%%

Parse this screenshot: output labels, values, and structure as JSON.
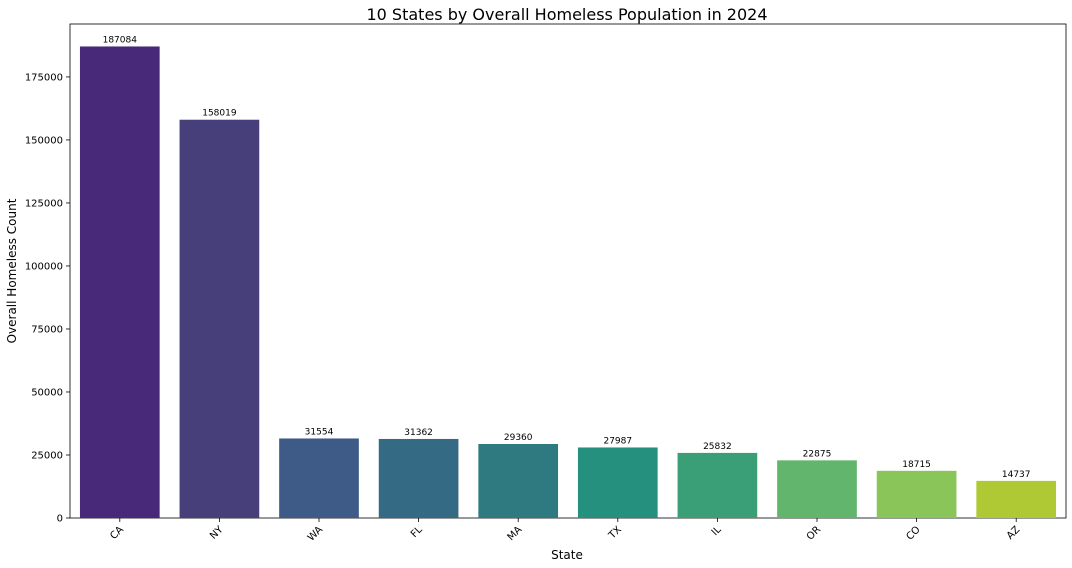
{
  "chart_data": {
    "type": "bar",
    "title": "10 States by Overall Homeless Population in 2024",
    "xlabel": "State",
    "ylabel": "Overall Homeless Count",
    "categories": [
      "CA",
      "NY",
      "WA",
      "FL",
      "MA",
      "TX",
      "IL",
      "OR",
      "CO",
      "AZ"
    ],
    "values": [
      187084,
      158019,
      31554,
      31362,
      29360,
      27987,
      25832,
      22875,
      18715,
      14737
    ],
    "colors": [
      "#482878",
      "#463f7a",
      "#3e5a87",
      "#356a84",
      "#2e7a80",
      "#26907f",
      "#3a9f77",
      "#62b56d",
      "#89c558",
      "#aec934"
    ],
    "ylim": [
      0,
      196000
    ],
    "yticks": [
      0,
      25000,
      50000,
      75000,
      100000,
      125000,
      150000,
      175000
    ],
    "grid": false,
    "legend": "none"
  }
}
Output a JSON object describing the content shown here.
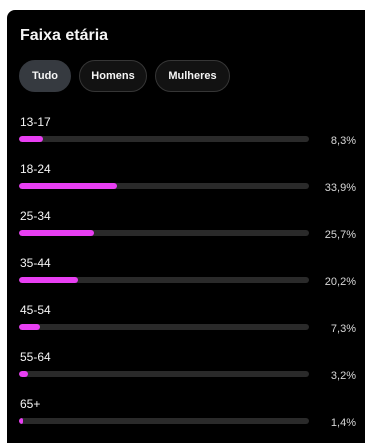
{
  "title": "Faixa etária",
  "filters": [
    {
      "label": "Tudo",
      "active": true
    },
    {
      "label": "Homens",
      "active": false
    },
    {
      "label": "Mulheres",
      "active": false
    }
  ],
  "bar_color": "#e83ff2",
  "track_color": "#2a2a2a",
  "age_groups": [
    {
      "label": "13-17",
      "percent_text": "8,3%",
      "value": 8.3
    },
    {
      "label": "18-24",
      "percent_text": "33,9%",
      "value": 33.9
    },
    {
      "label": "25-34",
      "percent_text": "25,7%",
      "value": 25.7
    },
    {
      "label": "35-44",
      "percent_text": "20,2%",
      "value": 20.2
    },
    {
      "label": "45-54",
      "percent_text": "7,3%",
      "value": 7.3
    },
    {
      "label": "55-64",
      "percent_text": "3,2%",
      "value": 3.2
    },
    {
      "label": "65+",
      "percent_text": "1,4%",
      "value": 1.4
    }
  ]
}
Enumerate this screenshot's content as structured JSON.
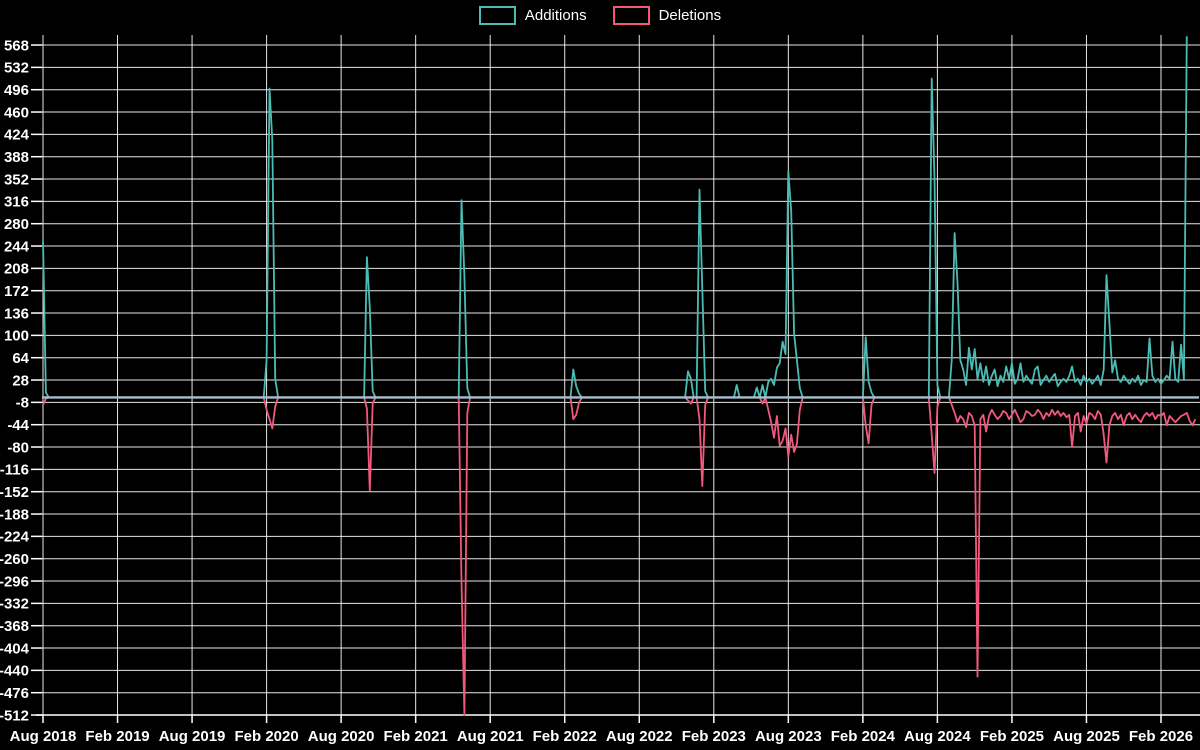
{
  "page": {
    "background": "#000000"
  },
  "chart_data": {
    "type": "line",
    "title": "",
    "legend": [
      {
        "label": "Additions",
        "color": "#4bbcb5"
      },
      {
        "label": "Deletions",
        "color": "#f2587d"
      }
    ],
    "style": {
      "background": "#000000",
      "grid_color": "#ffffff",
      "text_color": "#ffffff",
      "zero_line_color": "#a9bfce",
      "additions_color": "#4bbcb5",
      "deletions_color": "#f2587d"
    },
    "x_axis": {
      "tick_labels": [
        "Aug 2018",
        "Feb 2019",
        "Aug 2019",
        "Feb 2020",
        "Aug 2020",
        "Feb 2021",
        "Aug 2021",
        "Feb 2022",
        "Aug 2022",
        "Feb 2023",
        "Aug 2023",
        "Feb 2024",
        "Aug 2024",
        "Feb 2025",
        "Aug 2025",
        "Feb 2026"
      ],
      "weeks_between_ticks": 26
    },
    "y_axis": {
      "min": -512,
      "max": 568,
      "step": 36,
      "tick_labels": [
        "568",
        "532",
        "496",
        "460",
        "424",
        "388",
        "352",
        "316",
        "280",
        "244",
        "208",
        "172",
        "136",
        "100",
        "64",
        "28",
        "-8",
        "-44",
        "-80",
        "-116",
        "-152",
        "-188",
        "-224",
        "-260",
        "-296",
        "-332",
        "-368",
        "-404",
        "-440",
        "-476",
        "-512"
      ]
    },
    "series_sparse": {
      "weeks_total": 403,
      "default_additions": 0,
      "default_deletions": 0,
      "comment": "points = [weekIndex, additions, deletions]; weeks not listed are 0/0; null = series ends",
      "points": [
        [
          0,
          252,
          -12
        ],
        [
          1,
          8,
          -2
        ],
        [
          78,
          60,
          -20
        ],
        [
          79,
          498,
          -35
        ],
        [
          80,
          415,
          -50
        ],
        [
          81,
          30,
          -15
        ],
        [
          113,
          226,
          -18
        ],
        [
          114,
          144,
          -150
        ],
        [
          115,
          10,
          -10
        ],
        [
          146,
          318,
          -298
        ],
        [
          147,
          195,
          -512
        ],
        [
          148,
          15,
          -25
        ],
        [
          185,
          45,
          -35
        ],
        [
          186,
          18,
          -28
        ],
        [
          187,
          6,
          -8
        ],
        [
          225,
          42,
          -5
        ],
        [
          226,
          30,
          -10
        ],
        [
          229,
          335,
          -35
        ],
        [
          230,
          175,
          -143
        ],
        [
          231,
          10,
          -12
        ],
        [
          242,
          20,
          0
        ],
        [
          249,
          16,
          0
        ],
        [
          251,
          20,
          -10
        ],
        [
          253,
          25,
          -20
        ],
        [
          254,
          30,
          -40
        ],
        [
          255,
          20,
          -65
        ],
        [
          256,
          48,
          -30
        ],
        [
          257,
          55,
          -78
        ],
        [
          258,
          90,
          -70
        ],
        [
          259,
          70,
          -50
        ],
        [
          260,
          365,
          -95
        ],
        [
          261,
          300,
          -60
        ],
        [
          262,
          103,
          -88
        ],
        [
          263,
          60,
          -75
        ],
        [
          264,
          15,
          -20
        ],
        [
          287,
          97,
          -45
        ],
        [
          288,
          25,
          -74
        ],
        [
          289,
          8,
          -12
        ],
        [
          310,
          514,
          -60
        ],
        [
          311,
          353,
          -122
        ],
        [
          312,
          20,
          -15
        ],
        [
          317,
          60,
          -12
        ],
        [
          318,
          265,
          -25
        ],
        [
          319,
          185,
          -40
        ],
        [
          320,
          60,
          -30
        ],
        [
          321,
          45,
          -35
        ],
        [
          322,
          20,
          -48
        ],
        [
          323,
          80,
          -25
        ],
        [
          324,
          45,
          -30
        ],
        [
          325,
          78,
          -45
        ],
        [
          326,
          30,
          -450
        ],
        [
          327,
          55,
          -35
        ],
        [
          328,
          25,
          -28
        ],
        [
          329,
          50,
          -55
        ],
        [
          330,
          20,
          -30
        ],
        [
          331,
          35,
          -20
        ],
        [
          332,
          45,
          -28
        ],
        [
          333,
          18,
          -35
        ],
        [
          334,
          35,
          -30
        ],
        [
          335,
          25,
          -22
        ],
        [
          336,
          50,
          -25
        ],
        [
          337,
          30,
          -35
        ],
        [
          338,
          55,
          -28
        ],
        [
          339,
          22,
          -20
        ],
        [
          340,
          30,
          -30
        ],
        [
          341,
          55,
          -40
        ],
        [
          342,
          25,
          -35
        ],
        [
          343,
          35,
          -22
        ],
        [
          344,
          28,
          -25
        ],
        [
          345,
          22,
          -30
        ],
        [
          346,
          45,
          -28
        ],
        [
          347,
          50,
          -20
        ],
        [
          348,
          20,
          -25
        ],
        [
          349,
          28,
          -35
        ],
        [
          350,
          35,
          -25
        ],
        [
          351,
          25,
          -30
        ],
        [
          352,
          32,
          -20
        ],
        [
          353,
          38,
          -28
        ],
        [
          354,
          18,
          -22
        ],
        [
          355,
          25,
          -30
        ],
        [
          356,
          30,
          -25
        ],
        [
          357,
          25,
          -32
        ],
        [
          358,
          35,
          -28
        ],
        [
          359,
          50,
          -80
        ],
        [
          360,
          25,
          -30
        ],
        [
          361,
          30,
          -25
        ],
        [
          362,
          20,
          -55
        ],
        [
          363,
          35,
          -30
        ],
        [
          364,
          25,
          -42
        ],
        [
          365,
          30,
          -25
        ],
        [
          366,
          22,
          -28
        ],
        [
          367,
          28,
          -35
        ],
        [
          368,
          35,
          -22
        ],
        [
          369,
          20,
          -28
        ],
        [
          370,
          45,
          -60
        ],
        [
          371,
          197,
          -105
        ],
        [
          372,
          120,
          -45
        ],
        [
          373,
          40,
          -30
        ],
        [
          374,
          60,
          -25
        ],
        [
          375,
          30,
          -35
        ],
        [
          376,
          25,
          -28
        ],
        [
          377,
          35,
          -45
        ],
        [
          378,
          28,
          -30
        ],
        [
          379,
          22,
          -25
        ],
        [
          380,
          30,
          -35
        ],
        [
          381,
          25,
          -28
        ],
        [
          382,
          35,
          -35
        ],
        [
          383,
          20,
          -40
        ],
        [
          384,
          28,
          -30
        ],
        [
          385,
          25,
          -25
        ],
        [
          386,
          95,
          -30
        ],
        [
          387,
          35,
          -25
        ],
        [
          388,
          25,
          -35
        ],
        [
          389,
          30,
          -28
        ],
        [
          390,
          22,
          -30
        ],
        [
          391,
          28,
          -25
        ],
        [
          392,
          35,
          -45
        ],
        [
          393,
          30,
          -30
        ],
        [
          394,
          90,
          -35
        ],
        [
          395,
          30,
          -40
        ],
        [
          396,
          25,
          -35
        ],
        [
          397,
          85,
          -30
        ],
        [
          398,
          30,
          -28
        ],
        [
          399,
          582,
          -25
        ],
        [
          400,
          null,
          -38
        ],
        [
          401,
          null,
          -45
        ],
        [
          402,
          null,
          -35
        ]
      ]
    }
  }
}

%%

Exercise details - List all lines above in which the string "values" appears.

Written response -
Parse this screenshot: output labels, values, and structure as JSON.
    "values": [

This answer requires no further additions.